Excerpted passage START

2023 Mercedes-Benz EQE 350+ Is More than a Junior EQS

2023 Mercedes-Benz EQE 350+ Is More than a Junior EQS

The proliferation of models in the Mercedes-Benz lineup has all but undone established relationships between the stars in Stuttgart’s product constellation. But two of the company’s luminaries remain gravitationally locked, a binary star system: the S and the E. The S-class is Mercedes’s supergiant, its brightest light. The E-class is the secondary star, still effulgent yet merely giant, shining at somewhere around eight-tenths the intensity of the S.

This is why, not long after the debut of the all-electric EQS sedan, cosmic symmetry has us sampling the all-electric EQE. The former is the expected technological showcase. But Mercedes wasn’t content to make the latter merely the expected eight-tenths replicant, so the EQE is designed to be the EQS’s “sporty smaller brother.”

This starts with the EQ subbrand trademarks of a black fascia panel and a solid light bar across the rear, connected by the “one-bow” greenhouse that arcs from cowl to tail. Among the superficial differences between the two EVs, the EQE lacks the EQS’s solid light bar across the top of the grille and fits slightly different headlights and DRL signature.

Excerpted passage END

▸ **Check your understanding**:
**1)** Translate this sentence from the EQE review into Spanish: "The S-class is Mercedes’s supergiant, its brightest light."
**2)** According to the EQE review, in which three exterior details does the EQE differ from the EQS?
**3)** Reproduce the EQE review word for word from "This is why, not" to "and DRL signature.".

Dataset excerpts START

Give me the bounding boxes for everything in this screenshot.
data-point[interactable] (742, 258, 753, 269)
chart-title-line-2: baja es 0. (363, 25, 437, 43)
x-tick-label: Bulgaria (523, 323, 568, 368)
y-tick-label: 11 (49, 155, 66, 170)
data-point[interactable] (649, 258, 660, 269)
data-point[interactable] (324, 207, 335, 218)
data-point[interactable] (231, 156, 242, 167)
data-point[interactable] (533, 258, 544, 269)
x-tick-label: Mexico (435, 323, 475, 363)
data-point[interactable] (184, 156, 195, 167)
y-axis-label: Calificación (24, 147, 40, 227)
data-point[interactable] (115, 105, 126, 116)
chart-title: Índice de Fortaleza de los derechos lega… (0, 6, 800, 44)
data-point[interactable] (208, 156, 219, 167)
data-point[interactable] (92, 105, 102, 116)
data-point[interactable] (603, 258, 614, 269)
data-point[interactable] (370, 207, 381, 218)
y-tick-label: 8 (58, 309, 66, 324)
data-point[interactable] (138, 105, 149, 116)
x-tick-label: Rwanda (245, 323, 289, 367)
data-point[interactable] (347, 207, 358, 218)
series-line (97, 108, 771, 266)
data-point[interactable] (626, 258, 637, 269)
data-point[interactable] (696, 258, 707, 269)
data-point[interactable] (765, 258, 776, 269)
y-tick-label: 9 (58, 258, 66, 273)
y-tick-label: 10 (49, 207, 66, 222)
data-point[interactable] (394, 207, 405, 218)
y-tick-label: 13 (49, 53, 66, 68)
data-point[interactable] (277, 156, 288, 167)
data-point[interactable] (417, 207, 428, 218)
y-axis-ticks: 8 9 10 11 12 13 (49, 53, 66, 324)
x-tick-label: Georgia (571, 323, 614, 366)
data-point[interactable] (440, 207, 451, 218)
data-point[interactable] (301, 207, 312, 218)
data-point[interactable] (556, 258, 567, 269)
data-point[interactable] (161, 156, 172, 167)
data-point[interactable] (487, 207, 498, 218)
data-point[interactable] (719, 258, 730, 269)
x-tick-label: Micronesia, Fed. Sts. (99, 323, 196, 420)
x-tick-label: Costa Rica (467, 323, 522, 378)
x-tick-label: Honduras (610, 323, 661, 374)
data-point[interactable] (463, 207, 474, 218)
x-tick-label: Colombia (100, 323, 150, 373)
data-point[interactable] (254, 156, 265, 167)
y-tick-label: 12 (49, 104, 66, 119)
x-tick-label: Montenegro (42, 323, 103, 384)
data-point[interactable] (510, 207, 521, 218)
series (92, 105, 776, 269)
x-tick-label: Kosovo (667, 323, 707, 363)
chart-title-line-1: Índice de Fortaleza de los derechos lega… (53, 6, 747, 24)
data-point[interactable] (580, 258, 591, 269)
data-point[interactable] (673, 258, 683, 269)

Dataset excerpts END

▸ **Solutions to each task**:
**1)** La Clase S es la supergigante de Mercedes, su luz más brillante.

**2)**
- It lacks the EQS’s solid light bar across the top of the grille.
- It fits slightly different headlights.
- It has a slightly different DRL signature.

**3)**
This is why, not long after the debut of the all-electric EQS sedan, cosmic symmetry has us sampling the all-electric EQE. The former is the expected technological showcase. But Mercedes wasn’t content to make the latter merely the expected eight-tenths replicant, so the EQE is designed to be the EQS’s “sporty smaller brother.”

This starts with the EQ subbrand trademarks of a black fascia panel and a solid light bar across the rear, connected by the “one-bow” greenhouse that arcs from cowl to tail. Among the superficial differences between the two EVs, the EQE lacks the EQS’s solid light bar across the top of the grille and fits slightly different headlights and DRL signature.